[Exercise brief]: Collect each line of the entries that holds the string "color".

--- Begin Records provided ---

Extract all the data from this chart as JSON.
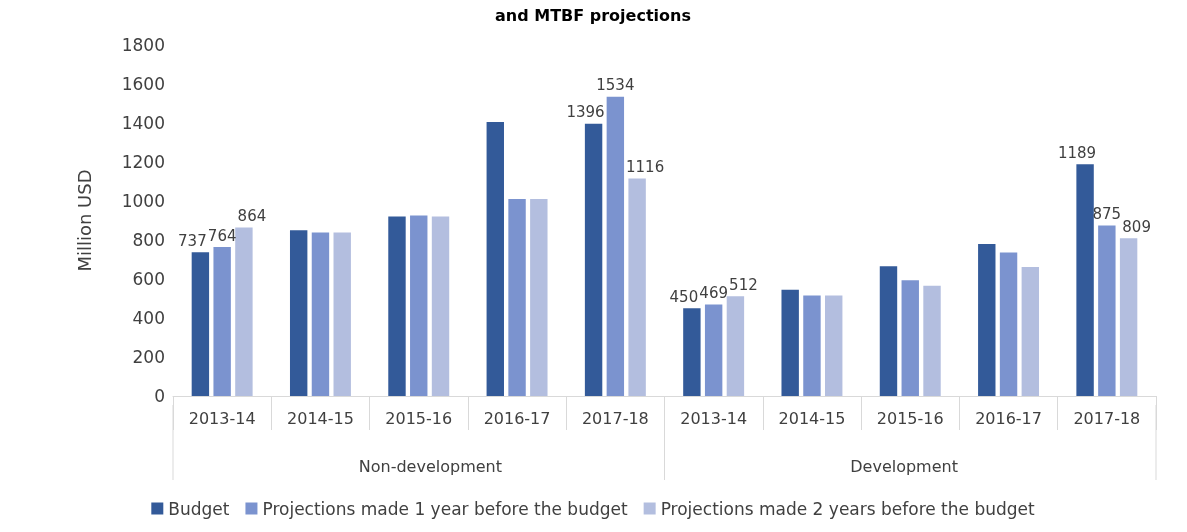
{
  "chart_data": {
    "type": "bar",
    "title": "and MTBF projections",
    "ylabel": "Million USD",
    "categories": [
      "2013-14",
      "2014-15",
      "2015-16",
      "2016-17",
      "2017-18",
      "2013-14",
      "2014-15",
      "2015-16",
      "2016-17",
      "2017-18"
    ],
    "series": [
      {
        "name": "Budget",
        "color": "#335a99",
        "values": [
          737,
          850,
          920,
          1405,
          1396,
          450,
          545,
          665,
          779,
          1189
        ],
        "value_labels": [
          "737",
          null,
          null,
          null,
          "1396",
          "450",
          null,
          null,
          null,
          "1189"
        ]
      },
      {
        "name": "Projections made 1 year before the budget",
        "color": "#7b93cf",
        "values": [
          764,
          838,
          926,
          1010,
          1534,
          469,
          516,
          594,
          736,
          875
        ],
        "value_labels": [
          "764",
          null,
          null,
          null,
          "1534",
          "469",
          null,
          null,
          null,
          "875"
        ]
      },
      {
        "name": "Projections made 2 years before the budget",
        "color": "#b3bedf",
        "values": [
          864,
          838,
          920,
          1010,
          1116,
          512,
          516,
          566,
          661,
          809
        ],
        "value_labels": [
          "864",
          null,
          null,
          null,
          "1116",
          "512",
          null,
          null,
          null,
          "809"
        ]
      }
    ],
    "annotations": [
      "Non-development",
      "Development"
    ],
    "ylim": [
      0,
      1800
    ],
    "yticks": [
      0,
      200,
      400,
      600,
      800,
      1000,
      1200,
      1400,
      1600,
      1800
    ],
    "grid": false,
    "legend": "bottom"
  }
}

--- End Records provided ---

[Solution to this task]:
        "color": "#335a99",
        "color": "#7b93cf",
        "color": "#b3bedf",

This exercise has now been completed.